__WHAT THE TASK REQUIRES__:
Which lines in the material below contain the word "Dispatch"? Copy each of them.

— BEGIN —

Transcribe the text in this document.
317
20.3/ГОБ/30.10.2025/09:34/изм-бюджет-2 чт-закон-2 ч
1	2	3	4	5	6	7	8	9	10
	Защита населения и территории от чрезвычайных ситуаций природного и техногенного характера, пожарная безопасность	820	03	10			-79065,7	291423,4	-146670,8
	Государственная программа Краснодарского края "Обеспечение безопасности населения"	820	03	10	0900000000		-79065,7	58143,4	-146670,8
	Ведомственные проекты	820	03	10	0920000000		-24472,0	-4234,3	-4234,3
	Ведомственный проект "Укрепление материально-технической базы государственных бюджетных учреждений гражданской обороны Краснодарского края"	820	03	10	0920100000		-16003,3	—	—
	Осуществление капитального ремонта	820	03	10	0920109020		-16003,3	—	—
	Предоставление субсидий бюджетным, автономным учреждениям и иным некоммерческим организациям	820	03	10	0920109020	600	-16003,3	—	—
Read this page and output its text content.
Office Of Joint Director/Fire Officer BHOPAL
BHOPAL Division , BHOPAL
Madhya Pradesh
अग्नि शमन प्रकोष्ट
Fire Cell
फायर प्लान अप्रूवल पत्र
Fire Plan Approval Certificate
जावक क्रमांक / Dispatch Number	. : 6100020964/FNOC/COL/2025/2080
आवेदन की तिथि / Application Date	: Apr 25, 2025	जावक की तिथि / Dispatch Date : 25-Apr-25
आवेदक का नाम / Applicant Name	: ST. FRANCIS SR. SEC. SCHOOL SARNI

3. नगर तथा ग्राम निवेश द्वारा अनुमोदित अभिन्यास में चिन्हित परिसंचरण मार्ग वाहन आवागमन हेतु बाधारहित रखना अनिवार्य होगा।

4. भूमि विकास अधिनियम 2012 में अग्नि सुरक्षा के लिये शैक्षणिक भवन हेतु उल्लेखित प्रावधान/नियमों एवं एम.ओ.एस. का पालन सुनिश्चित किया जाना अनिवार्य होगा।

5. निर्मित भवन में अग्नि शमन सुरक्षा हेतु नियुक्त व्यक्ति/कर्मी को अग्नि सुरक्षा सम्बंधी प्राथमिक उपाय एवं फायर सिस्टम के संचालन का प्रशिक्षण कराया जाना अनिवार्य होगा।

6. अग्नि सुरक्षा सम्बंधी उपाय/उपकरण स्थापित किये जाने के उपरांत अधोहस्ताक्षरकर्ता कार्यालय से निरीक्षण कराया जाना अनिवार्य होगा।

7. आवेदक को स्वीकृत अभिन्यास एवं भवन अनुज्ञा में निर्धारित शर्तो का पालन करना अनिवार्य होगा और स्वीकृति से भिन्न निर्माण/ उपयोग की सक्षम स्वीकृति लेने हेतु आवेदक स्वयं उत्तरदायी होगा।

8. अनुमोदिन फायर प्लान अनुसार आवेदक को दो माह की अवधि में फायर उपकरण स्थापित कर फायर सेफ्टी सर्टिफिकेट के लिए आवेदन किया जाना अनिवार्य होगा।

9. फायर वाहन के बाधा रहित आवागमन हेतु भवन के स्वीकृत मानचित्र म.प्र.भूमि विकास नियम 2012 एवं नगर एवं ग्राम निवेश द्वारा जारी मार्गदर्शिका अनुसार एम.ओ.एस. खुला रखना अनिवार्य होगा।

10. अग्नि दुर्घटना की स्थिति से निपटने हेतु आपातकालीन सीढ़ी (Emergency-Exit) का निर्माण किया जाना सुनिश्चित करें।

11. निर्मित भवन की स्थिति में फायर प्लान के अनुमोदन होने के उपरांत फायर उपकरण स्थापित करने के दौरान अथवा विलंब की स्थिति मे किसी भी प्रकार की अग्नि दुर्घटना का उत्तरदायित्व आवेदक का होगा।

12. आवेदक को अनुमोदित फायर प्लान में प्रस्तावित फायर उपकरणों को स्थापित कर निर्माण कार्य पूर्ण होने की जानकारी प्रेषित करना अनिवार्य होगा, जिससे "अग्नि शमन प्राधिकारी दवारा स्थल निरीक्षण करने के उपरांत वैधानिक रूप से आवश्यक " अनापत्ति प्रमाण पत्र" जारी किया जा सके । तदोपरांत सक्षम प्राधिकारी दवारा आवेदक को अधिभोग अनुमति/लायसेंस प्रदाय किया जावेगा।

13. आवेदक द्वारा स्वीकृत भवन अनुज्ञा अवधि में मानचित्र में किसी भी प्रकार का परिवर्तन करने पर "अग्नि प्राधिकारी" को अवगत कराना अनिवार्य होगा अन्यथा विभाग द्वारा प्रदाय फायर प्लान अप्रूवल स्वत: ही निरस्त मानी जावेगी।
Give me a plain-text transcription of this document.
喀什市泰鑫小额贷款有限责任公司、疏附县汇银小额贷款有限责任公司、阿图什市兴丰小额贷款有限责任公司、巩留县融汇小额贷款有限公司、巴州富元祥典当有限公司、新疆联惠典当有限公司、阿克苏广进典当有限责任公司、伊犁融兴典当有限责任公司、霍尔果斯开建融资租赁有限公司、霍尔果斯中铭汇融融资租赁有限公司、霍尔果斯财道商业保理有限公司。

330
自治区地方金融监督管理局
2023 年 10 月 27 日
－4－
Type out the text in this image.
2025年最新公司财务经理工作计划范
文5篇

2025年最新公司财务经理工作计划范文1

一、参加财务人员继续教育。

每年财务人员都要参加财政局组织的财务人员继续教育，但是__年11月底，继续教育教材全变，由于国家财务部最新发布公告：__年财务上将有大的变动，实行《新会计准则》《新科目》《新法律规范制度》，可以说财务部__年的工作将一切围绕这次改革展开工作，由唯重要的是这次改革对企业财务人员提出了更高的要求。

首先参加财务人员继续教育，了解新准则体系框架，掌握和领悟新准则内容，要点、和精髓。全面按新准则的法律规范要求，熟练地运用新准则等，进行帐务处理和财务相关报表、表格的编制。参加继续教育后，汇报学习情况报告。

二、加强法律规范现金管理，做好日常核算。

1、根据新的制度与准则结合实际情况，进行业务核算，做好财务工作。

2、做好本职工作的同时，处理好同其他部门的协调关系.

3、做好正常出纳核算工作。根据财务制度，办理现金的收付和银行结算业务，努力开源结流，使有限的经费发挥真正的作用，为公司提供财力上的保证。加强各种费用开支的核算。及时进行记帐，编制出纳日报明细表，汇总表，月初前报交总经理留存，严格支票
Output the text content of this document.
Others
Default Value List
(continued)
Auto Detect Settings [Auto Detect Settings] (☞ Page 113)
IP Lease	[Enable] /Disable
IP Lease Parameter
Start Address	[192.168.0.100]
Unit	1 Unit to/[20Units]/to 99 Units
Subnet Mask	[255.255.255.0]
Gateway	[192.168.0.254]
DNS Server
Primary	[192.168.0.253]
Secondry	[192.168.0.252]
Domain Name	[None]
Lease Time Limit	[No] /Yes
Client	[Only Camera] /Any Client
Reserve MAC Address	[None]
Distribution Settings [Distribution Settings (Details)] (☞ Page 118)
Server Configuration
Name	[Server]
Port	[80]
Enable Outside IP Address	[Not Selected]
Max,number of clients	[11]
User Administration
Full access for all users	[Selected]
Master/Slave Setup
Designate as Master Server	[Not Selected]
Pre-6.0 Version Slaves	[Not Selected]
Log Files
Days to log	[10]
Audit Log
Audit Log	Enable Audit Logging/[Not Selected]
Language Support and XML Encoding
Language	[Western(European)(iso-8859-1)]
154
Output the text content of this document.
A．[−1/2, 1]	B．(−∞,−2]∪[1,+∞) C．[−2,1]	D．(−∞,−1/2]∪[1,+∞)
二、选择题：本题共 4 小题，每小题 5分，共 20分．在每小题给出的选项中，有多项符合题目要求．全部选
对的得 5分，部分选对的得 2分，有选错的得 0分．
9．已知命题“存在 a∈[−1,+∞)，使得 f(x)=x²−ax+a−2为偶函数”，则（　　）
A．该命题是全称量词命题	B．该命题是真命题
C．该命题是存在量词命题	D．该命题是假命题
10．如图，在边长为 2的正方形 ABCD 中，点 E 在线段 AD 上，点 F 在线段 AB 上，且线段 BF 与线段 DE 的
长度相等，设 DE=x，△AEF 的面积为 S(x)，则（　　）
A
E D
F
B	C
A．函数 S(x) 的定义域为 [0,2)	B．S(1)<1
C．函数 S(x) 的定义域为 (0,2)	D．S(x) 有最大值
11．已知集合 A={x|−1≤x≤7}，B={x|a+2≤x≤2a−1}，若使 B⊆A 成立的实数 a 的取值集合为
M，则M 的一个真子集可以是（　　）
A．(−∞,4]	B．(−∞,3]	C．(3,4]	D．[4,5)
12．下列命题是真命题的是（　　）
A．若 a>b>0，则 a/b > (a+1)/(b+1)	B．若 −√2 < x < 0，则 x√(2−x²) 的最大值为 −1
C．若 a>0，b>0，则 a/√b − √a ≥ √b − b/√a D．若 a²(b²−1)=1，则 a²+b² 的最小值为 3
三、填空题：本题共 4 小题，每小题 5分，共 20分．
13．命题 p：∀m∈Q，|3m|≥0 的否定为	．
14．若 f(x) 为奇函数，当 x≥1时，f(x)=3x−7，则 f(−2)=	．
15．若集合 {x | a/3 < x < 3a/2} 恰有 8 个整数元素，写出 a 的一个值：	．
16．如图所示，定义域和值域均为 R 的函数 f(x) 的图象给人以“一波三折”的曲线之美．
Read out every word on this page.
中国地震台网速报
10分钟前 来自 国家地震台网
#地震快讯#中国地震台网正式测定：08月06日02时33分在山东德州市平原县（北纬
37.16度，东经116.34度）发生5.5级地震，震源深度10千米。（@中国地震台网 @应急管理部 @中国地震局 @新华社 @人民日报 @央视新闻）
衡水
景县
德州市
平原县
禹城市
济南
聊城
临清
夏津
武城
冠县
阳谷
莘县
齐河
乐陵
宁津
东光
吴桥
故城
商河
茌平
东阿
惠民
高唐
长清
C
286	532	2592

— END —

__RESULT FOR THIS TASK__:
जावक क्रमांक / Dispatch Number	. : 6100020964/FNOC/COL/2025/2080
आवेदन की तिथि / Application Date	: Apr 25, 2025	जावक की तिथि / Dispatch Date : 25-Apr-25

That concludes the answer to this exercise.